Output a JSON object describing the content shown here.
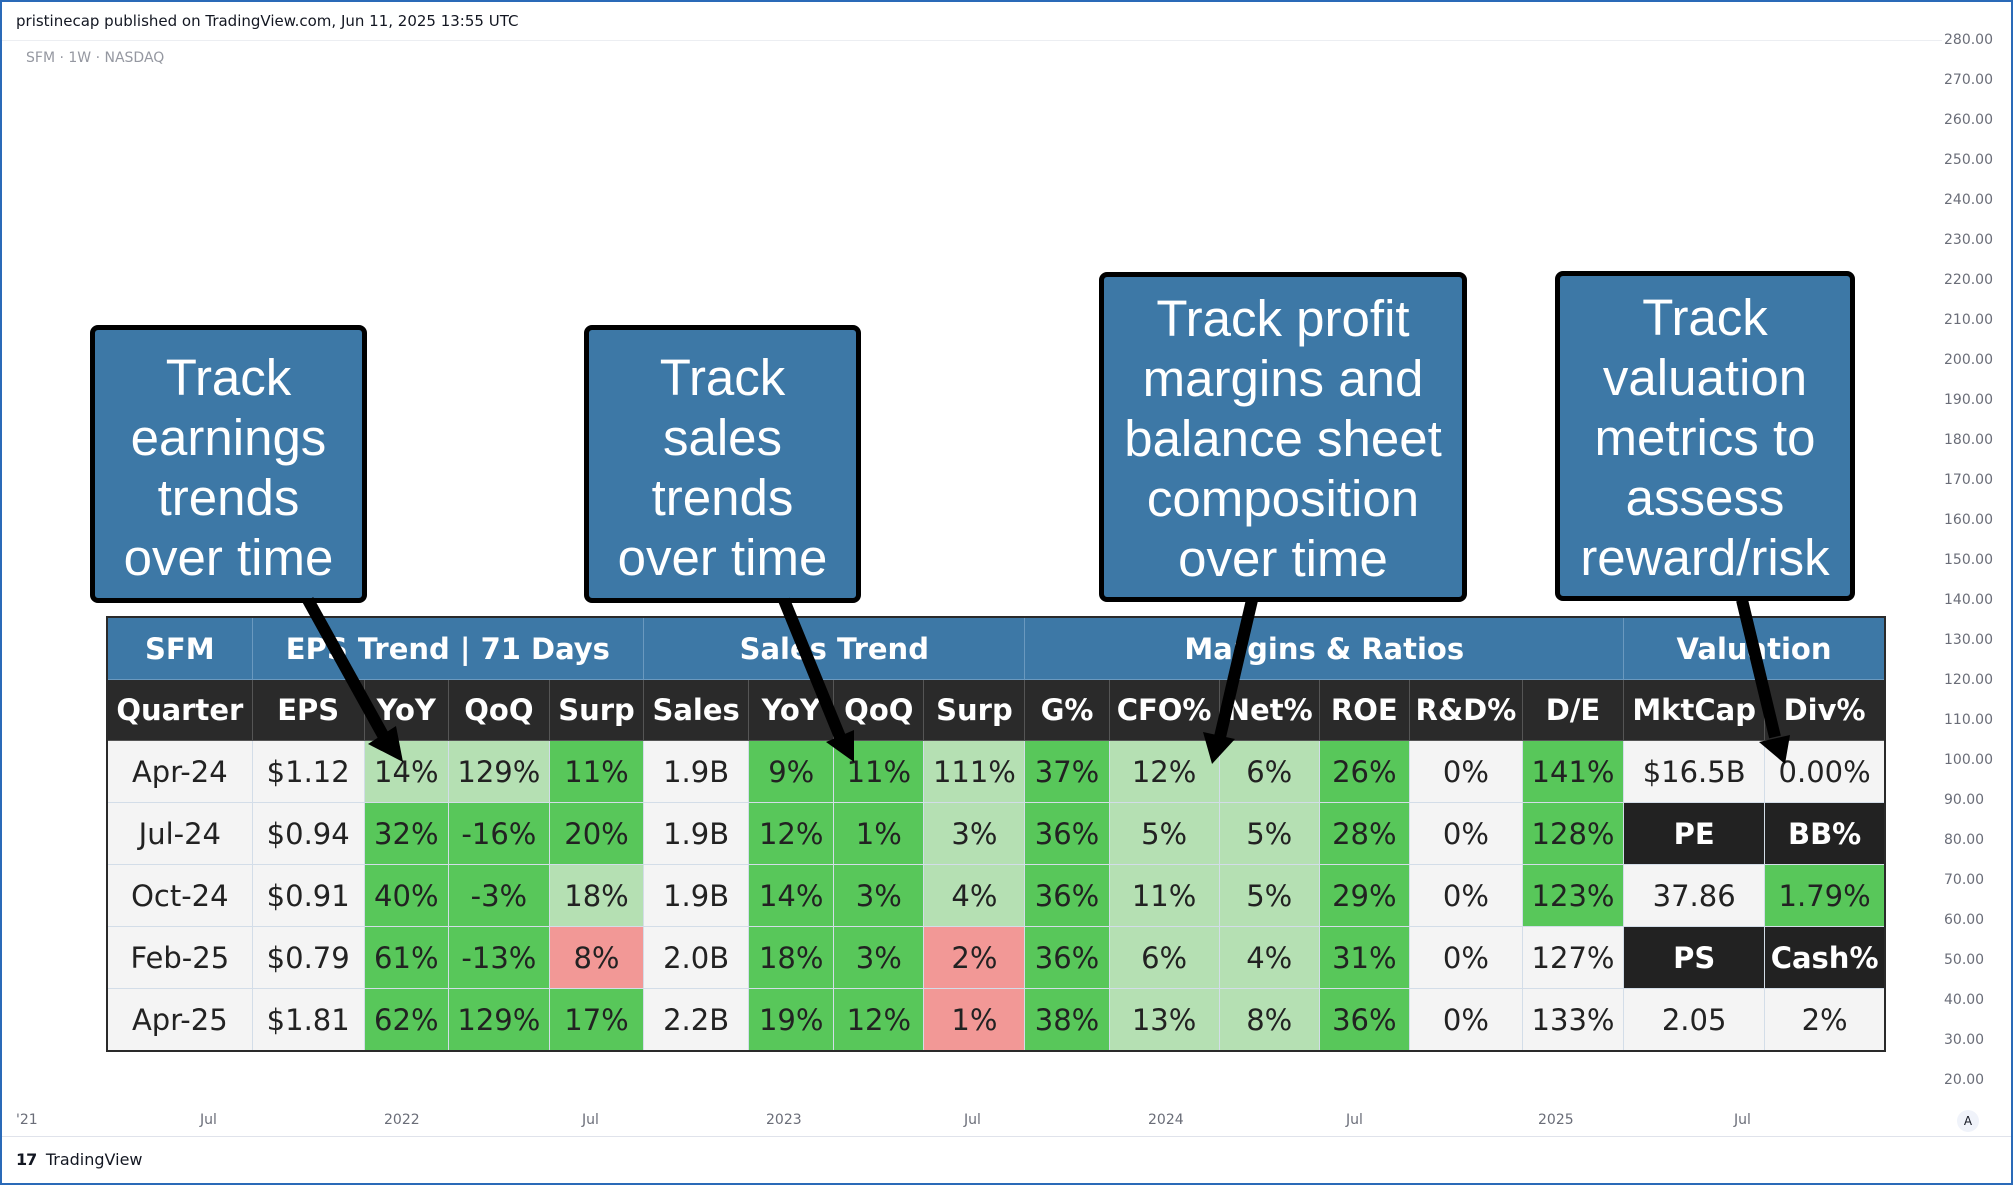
{
  "header": {
    "published": "pristinecap published on TradingView.com, Jun 11, 2025 13:55 UTC",
    "symbol": "SFM · 1W · NASDAQ"
  },
  "price_axis": [
    "280.00",
    "270.00",
    "260.00",
    "250.00",
    "240.00",
    "230.00",
    "220.00",
    "210.00",
    "200.00",
    "190.00",
    "180.00",
    "170.00",
    "160.00",
    "150.00",
    "140.00",
    "130.00",
    "120.00",
    "110.00",
    "100.00",
    "90.00",
    "80.00",
    "70.00",
    "60.00",
    "50.00",
    "40.00",
    "30.00",
    "20.00"
  ],
  "time_axis": [
    "'21",
    "Jul",
    "2022",
    "Jul",
    "2023",
    "Jul",
    "2024",
    "Jul",
    "2025",
    "Jul"
  ],
  "auto_label": "A",
  "footer": {
    "brand": "TradingView",
    "mark": "17"
  },
  "callouts": [
    {
      "lines": [
        "Track",
        "earnings",
        "trends",
        "over time"
      ]
    },
    {
      "lines": [
        "Track",
        "sales",
        "trends",
        "over time"
      ]
    },
    {
      "lines": [
        "Track profit",
        "margins and",
        "balance sheet",
        "composition",
        "over time"
      ]
    },
    {
      "lines": [
        "Track",
        "valuation",
        "metrics to",
        "assess",
        "reward/risk"
      ]
    }
  ],
  "chart_data": {
    "type": "table",
    "groups": [
      "SFM",
      "EPS Trend | 71 Days",
      "Sales Trend",
      "Margins & Ratios",
      "Valuation"
    ],
    "columns": [
      "Quarter",
      "EPS",
      "YoY",
      "QoQ",
      "Surp",
      "Sales",
      "YoY",
      "QoQ",
      "Surp",
      "G%",
      "CFO%",
      "Net%",
      "ROE",
      "R&D%",
      "D/E",
      "MktCap",
      "Div%"
    ],
    "rows": [
      [
        "Apr-24",
        "$1.12",
        "14%",
        "129%",
        "11%",
        "1.9B",
        "9%",
        "11%",
        "111%",
        "37%",
        "12%",
        "6%",
        "26%",
        "0%",
        "141%",
        "$16.5B",
        "0.00%"
      ],
      [
        "Jul-24",
        "$0.94",
        "32%",
        "-16%",
        "20%",
        "1.9B",
        "12%",
        "1%",
        "3%",
        "36%",
        "5%",
        "5%",
        "28%",
        "0%",
        "128%",
        "PE",
        "BB%"
      ],
      [
        "Oct-24",
        "$0.91",
        "40%",
        "-3%",
        "18%",
        "1.9B",
        "14%",
        "3%",
        "4%",
        "36%",
        "11%",
        "5%",
        "29%",
        "0%",
        "123%",
        "37.86",
        "1.79%"
      ],
      [
        "Feb-25",
        "$0.79",
        "61%",
        "-13%",
        "8%",
        "2.0B",
        "18%",
        "3%",
        "2%",
        "36%",
        "6%",
        "4%",
        "31%",
        "0%",
        "127%",
        "PS",
        "Cash%"
      ],
      [
        "Apr-25",
        "$1.81",
        "62%",
        "129%",
        "17%",
        "2.2B",
        "19%",
        "12%",
        "1%",
        "38%",
        "13%",
        "8%",
        "36%",
        "0%",
        "133%",
        "2.05",
        "2%"
      ]
    ],
    "cell_colors": [
      [
        "w",
        "w",
        "lg",
        "lg",
        "g",
        "w",
        "g",
        "g",
        "lg",
        "g",
        "lg",
        "lg",
        "g",
        "w",
        "g",
        "w",
        "w"
      ],
      [
        "w",
        "w",
        "g",
        "g",
        "g",
        "w",
        "g",
        "g",
        "lg",
        "g",
        "lg",
        "lg",
        "g",
        "w",
        "g",
        "d",
        "d"
      ],
      [
        "w",
        "w",
        "g",
        "g",
        "lg",
        "w",
        "g",
        "g",
        "lg",
        "g",
        "lg",
        "lg",
        "g",
        "w",
        "g",
        "w",
        "g"
      ],
      [
        "w",
        "w",
        "g",
        "g",
        "r",
        "w",
        "g",
        "g",
        "r",
        "g",
        "lg",
        "lg",
        "g",
        "w",
        "w",
        "d",
        "d"
      ],
      [
        "w",
        "w",
        "g",
        "g",
        "g",
        "w",
        "g",
        "g",
        "r",
        "g",
        "lg",
        "lg",
        "g",
        "w",
        "w",
        "w",
        "w"
      ]
    ],
    "colors": {
      "header_blue": "#3d78a6",
      "header_dark": "#2a2a2a",
      "green": "#58c75a",
      "light_green": "#b5e0b3",
      "red": "#f29896",
      "neutral": "#f4f4f4"
    }
  }
}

————————

_Problem details:_ Find and copy every line in the entries above where the string "TradingView" occurs.

_Exercise output:_
    "published": "pristinecap published on TradingView.com, Jun 11, 2025 13:55 UTC",
    "brand": "TradingView",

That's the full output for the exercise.